**YOUR GOAL**
Reproduce exactly the lines from the one containing "What does this" through the end of the entries, including both. Drop the pictures.

**AVAILABLE RECORDS**

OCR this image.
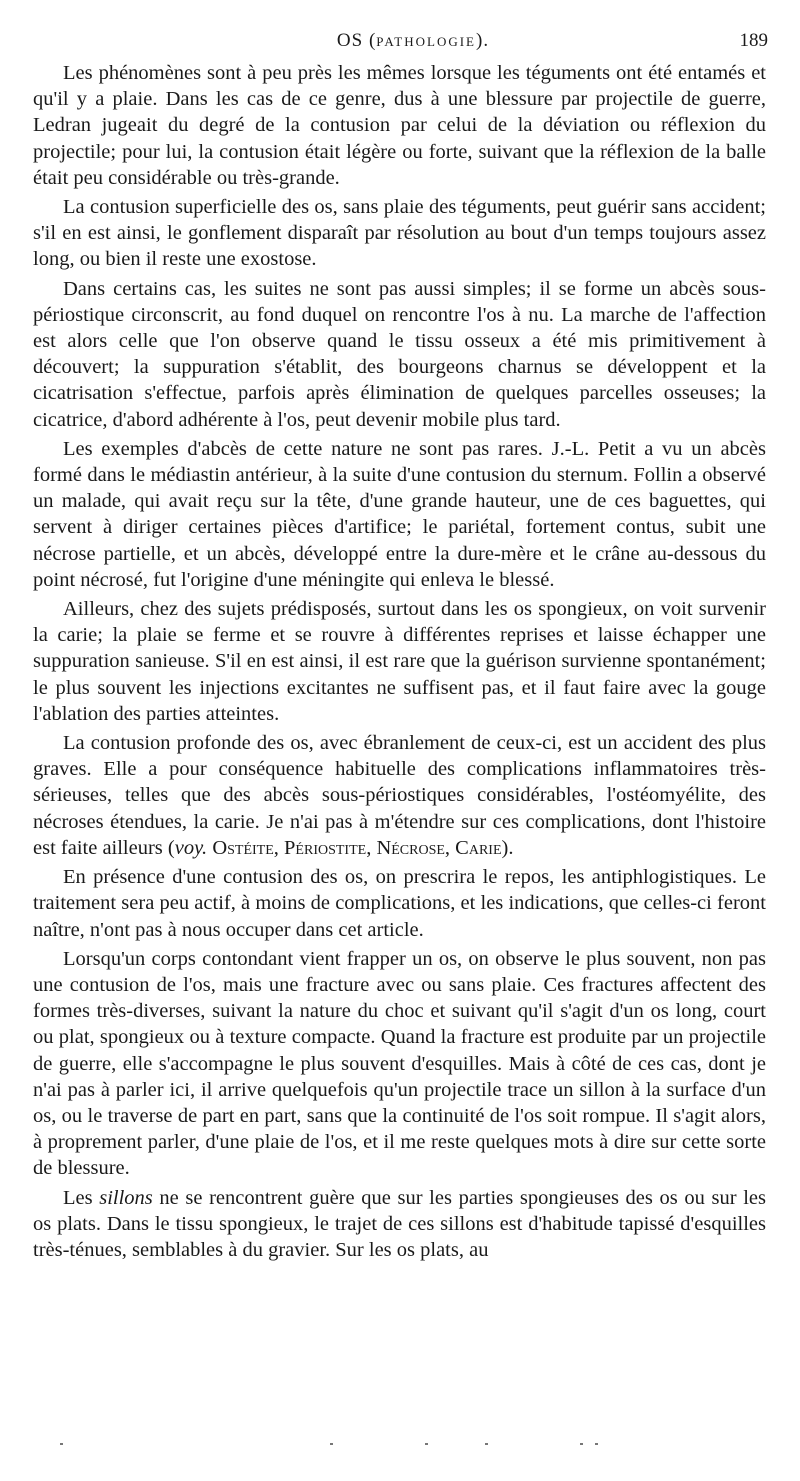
OS (PATHOLOGIE).	189

Les phénomènes sont à peu près les mêmes lorsque les téguments ont été entamés et qu'il y a plaie. Dans les cas de ce genre, dus à une blessure par projectile de guerre, Ledran jugeait du degré de la contusion par celui de la déviation ou réflexion du projectile; pour lui, la contusion était légère ou forte, suivant que la réflexion de la balle était peu considérable ou très-grande.

La contusion superficielle des os, sans plaie des téguments, peut guérir sans accident; s'il en est ainsi, le gonflement disparaît par résolution au bout d'un temps toujours assez long, ou bien il reste une exostose.

Dans certains cas, les suites ne sont pas aussi simples; il se forme un abcès sous-périostique circonscrit, au fond duquel on rencontre l'os à nu. La marche de l'affection est alors celle que l'on observe quand le tissu osseux a été mis primitivement à découvert; la suppuration s'établit, des bourgeons charnus se développent et la cicatrisation s'effectue, parfois après élimination de quelques parcelles osseuses; la cicatrice, d'abord adhérente à l'os, peut devenir mobile plus tard.

Les exemples d'abcès de cette nature ne sont pas rares. J.-L. Petit a vu un abcès formé dans le médiastin antérieur, à la suite d'une contusion du sternum. Follin a observé un malade, qui avait reçu sur la tête, d'une grande hauteur, une de ces baguettes, qui servent à diriger certaines pièces d'artifice; le pariétal, fortement contus, subit une nécrose partielle, et un abcès, développé entre la dure-mère et le crâne au-dessous du point nécrosé, fut l'origine d'une méningite qui enleva le blessé.

Ailleurs, chez des sujets prédisposés, surtout dans les os spongieux, on voit survenir la carie; la plaie se ferme et se rouvre à différentes reprises et laisse échapper une suppuration sanieuse. S'il en est ainsi, il est rare que la guérison survienne spontanément; le plus souvent les injections excitantes ne suffisent pas, et il faut faire avec la gouge l'ablation des parties atteintes.

La contusion profonde des os, avec ébranlement de ceux-ci, est un accident des plus graves. Elle a pour conséquence habituelle des complications inflammatoires très-sérieuses, telles que des abcès sous-périostiques considérables, l'ostéomyélite, des nécroses étendues, la carie. Je n'ai pas à m'étendre sur ces complications, dont l'histoire est faite ailleurs (voy. Ostéite, Périostite, Nécrose, Carie).

En présence d'une contusion des os, on prescrira le repos, les antiphlogistiques. Le traitement sera peu actif, à moins de complications, et les indications, que celles-ci feront naître, n'ont pas à nous occuper dans cet article.

Lorsqu'un corps contondant vient frapper un os, on observe le plus souvent, non pas une contusion de l'os, mais une fracture avec ou sans plaie. Ces fractures affectent des formes très-diverses, suivant la nature du choc et suivant qu'il s'agit d'un os long, court ou plat, spongieux ou à texture compacte. Quand la fracture est produite par un projectile de guerre, elle s'accompagne le plus souvent d'esquilles. Mais à côté de ces cas, dont je n'ai pas à parler ici, il arrive quelquefois qu'un projectile trace un sillon à la surface d'un os, ou le traverse de part en part, sans que la continuité de l'os soit rompue. Il s'agit alors, à proprement parler, d'une plaie de l'os, et il me reste quelques mots à dire sur cette sorte de blessure.

Les sillons ne se rencontrent guère que sur les parties spongieuses des os ou sur les os plats. Dans le tissu spongieux, le trajet de ces sillons est d'habitude tapissé d'esquilles très-ténues, semblables à du gravier. Sur les os plats, au
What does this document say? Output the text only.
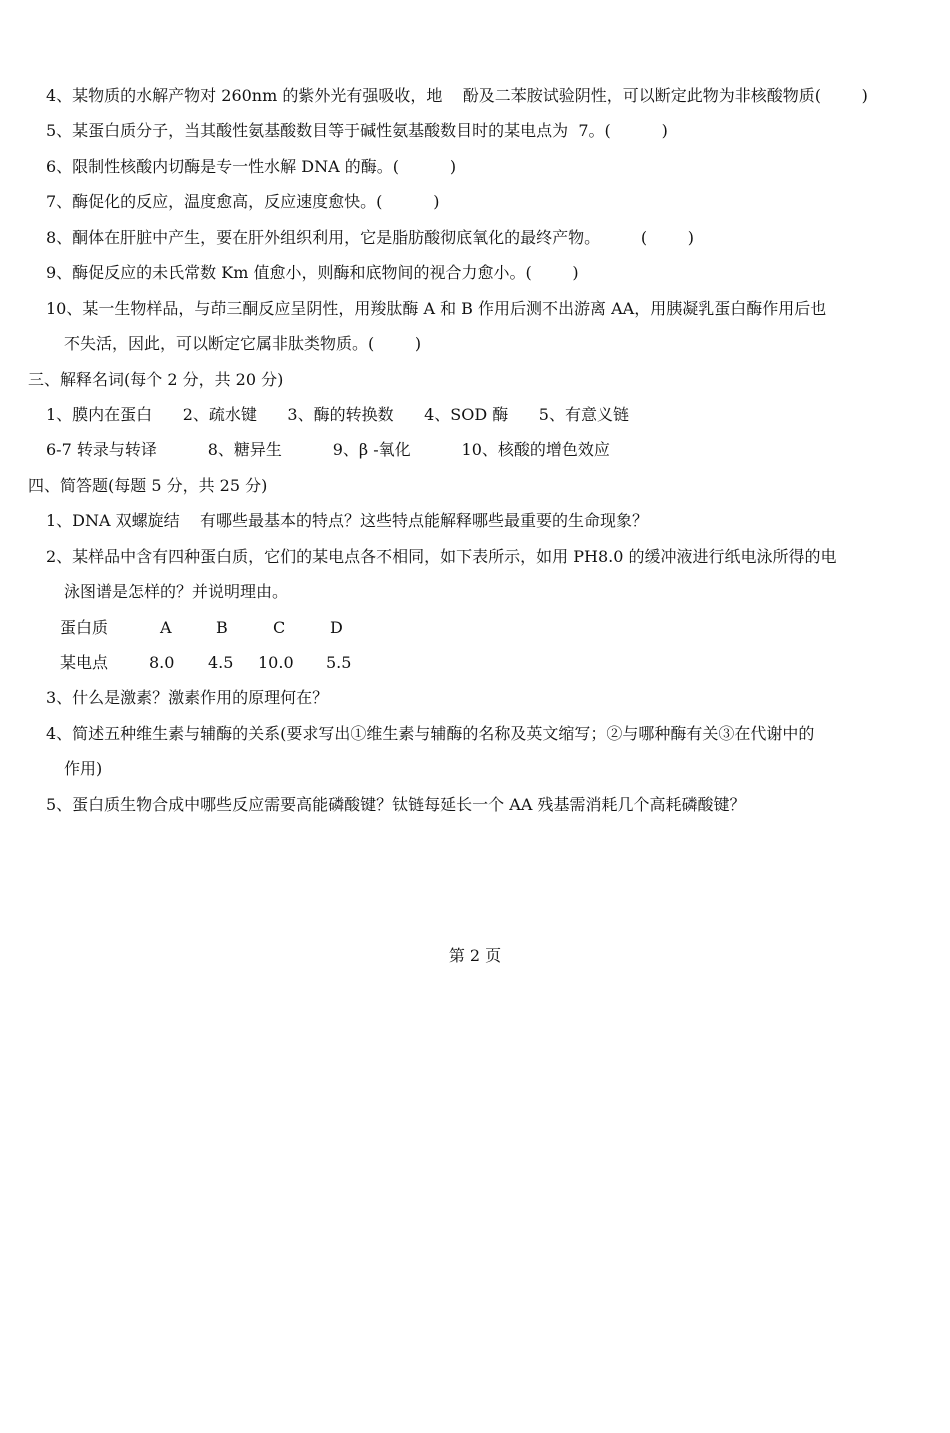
4、某物质的水解产物对 260nm 的紫外光有强吸收，地    酚及二苯胺试验阴性，可以断定此物为非核酸物质(        )
5、某蛋白质分子，当其酸性氨基酸数目等于碱性氨基酸数目时的某电点为  7。(          )
6、限制性核酸内切酶是专一性水解 DNA 的酶。(          )
7、酶促化的反应，温度愈高，反应速度愈快。(          )
8、酮体在肝脏中产生，要在肝外组织利用，它是脂肪酸彻底氧化的最终产物。        (        )
9、酶促反应的未氏常数 Km 值愈小，则酶和底物间的视合力愈小。(        )
10、某一生物样品，与茚三酮反应呈阴性，用羧肽酶 A 和 B 作用后测不出游离 AA，用胰凝乳蛋白酶作用后也
不失活，因此，可以断定它属非肽类物质。(        )
三、解释名词(每个 2 分，共 20 分)
1、膜内在蛋白      2、疏水键      3、酶的转换数      4、SOD 酶      5、有意义链
6-7 转录与转译          8、糖异生          9、β -氧化          10、核酸的增色效应
四、简答题(每题 5 分，共 25 分)
1、DNA 双螺旋结    有哪些最基本的特点？这些特点能解释哪些最重要的生命现象？
2、某样品中含有四种蛋白质，它们的某电点各不相同，如下表所示，如用 PH8.0 的缓冲液进行纸电泳所得的电
泳图谱是怎样的？并说明理由。
蛋白质	A	B	C	D
某电点	8.0 4.5 10.0 5.5
3、什么是激素？激素作用的原理何在？
4、简述五种维生素与辅酶的关系(要求写出①维生素与辅酶的名称及英文缩写；②与哪种酶有关③在代谢中的
作用)
5、蛋白质生物合成中哪些反应需要高能磷酸键？钛链每延长一个 AA 残基需消耗几个高耗磷酸键？
第 2 页
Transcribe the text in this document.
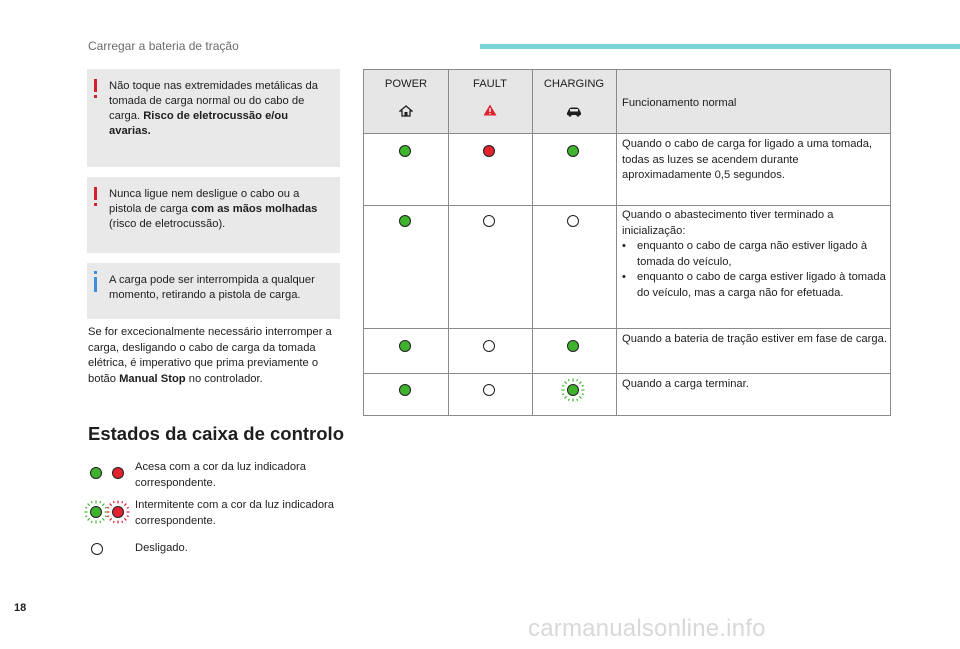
Carregar a bateria de tração
Não toque nas extremidades metálicas da tomada de carga normal ou do cabo de carga. Risco de eletrocussão e/ou avarias.
Nunca ligue nem desligue o cabo ou a pistola de carga com as mãos molhadas (risco de eletrocussão).
A carga pode ser interrompida a qualquer momento, retirando a pistola de carga.
Se for excecionalmente necessário interromper a carga, desligando o cabo de carga da tomada elétrica, é imperativo que prima previamente o botão Manual Stop no controlador.
Estados da caixa de controlo
Acesa com a cor da luz indicadora correspondente.
Intermitente com a cor da luz indicadora correspondente.
Desligado.
POWER	FAULT	CHARGING
Funcionamento normal
Quando o cabo de carga for ligado a uma tomada, todas as luzes se acendem durante aproximadamente 0,5 segundos.
Quando o abastecimento tiver terminado a inicialização:
• enquanto o cabo de carga não estiver ligado à tomada do veículo,
• enquanto o cabo de carga estiver ligado à tomada do veículo, mas a carga não for efetuada.
Quando a bateria de tração estiver em fase de carga.
Quando a carga terminar.
18
carmanualsonline.info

**SOLUTION TO THIS EXERCISE**
What does this document say? Output the text only.
4、某物质的水解产物对 260nm 的紫外光有强吸收，地    酚及二苯胺试验阴性，可以断定此物为非核酸物质(        )
5、某蛋白质分子，当其酸性氨基酸数目等于碱性氨基酸数目时的某电点为  7。(          )
6、限制性核酸内切酶是专一性水解 DNA 的酶。(          )
7、酶促化的反应，温度愈高，反应速度愈快。(          )
8、酮体在肝脏中产生，要在肝外组织利用，它是脂肪酸彻底氧化的最终产物。        (        )
9、酶促反应的未氏常数 Km 值愈小，则酶和底物间的视合力愈小。(        )
10、某一生物样品，与茚三酮反应呈阴性，用羧肽酶 A 和 B 作用后测不出游离 AA，用胰凝乳蛋白酶作用后也
不失活，因此，可以断定它属非肽类物质。(        )
三、解释名词(每个 2 分，共 20 分)
1、膜内在蛋白      2、疏水键      3、酶的转换数      4、SOD 酶      5、有意义链
6-7 转录与转译          8、糖异生          9、β -氧化          10、核酸的增色效应
四、简答题(每题 5 分，共 25 分)
1、DNA 双螺旋结    有哪些最基本的特点？这些特点能解释哪些最重要的生命现象？
2、某样品中含有四种蛋白质，它们的某电点各不相同，如下表所示，如用 PH8.0 的缓冲液进行纸电泳所得的电
泳图谱是怎样的？并说明理由。
蛋白质	A	B	C	D
某电点	8.0 4.5 10.0 5.5
3、什么是激素？激素作用的原理何在？
4、简述五种维生素与辅酶的关系(要求写出①维生素与辅酶的名称及英文缩写；②与哪种酶有关③在代谢中的
作用)
5、蛋白质生物合成中哪些反应需要高能磷酸键？钛链每延长一个 AA 残基需消耗几个高耗磷酸键？
第 2 页
Transcribe the text in this document.
Carregar a bateria de tração
Não toque nas extremidades metálicas da tomada de carga normal ou do cabo de carga. Risco de eletrocussão e/ou avarias.
Nunca ligue nem desligue o cabo ou a pistola de carga com as mãos molhadas (risco de eletrocussão).
A carga pode ser interrompida a qualquer momento, retirando a pistola de carga.
Se for excecionalmente necessário interromper a carga, desligando o cabo de carga da tomada elétrica, é imperativo que prima previamente o botão Manual Stop no controlador.
Estados da caixa de controlo
Acesa com a cor da luz indicadora correspondente.
Intermitente com a cor da luz indicadora correspondente.
Desligado.
POWER	FAULT	CHARGING
Funcionamento normal
Quando o cabo de carga for ligado a uma tomada, todas as luzes se acendem durante aproximadamente 0,5 segundos.
Quando o abastecimento tiver terminado a inicialização:
• enquanto o cabo de carga não estiver ligado à tomada do veículo,
• enquanto o cabo de carga estiver ligado à tomada do veículo, mas a carga não for efetuada.
Quando a bateria de tração estiver em fase de carga.
Quando a carga terminar.
18
carmanualsonline.info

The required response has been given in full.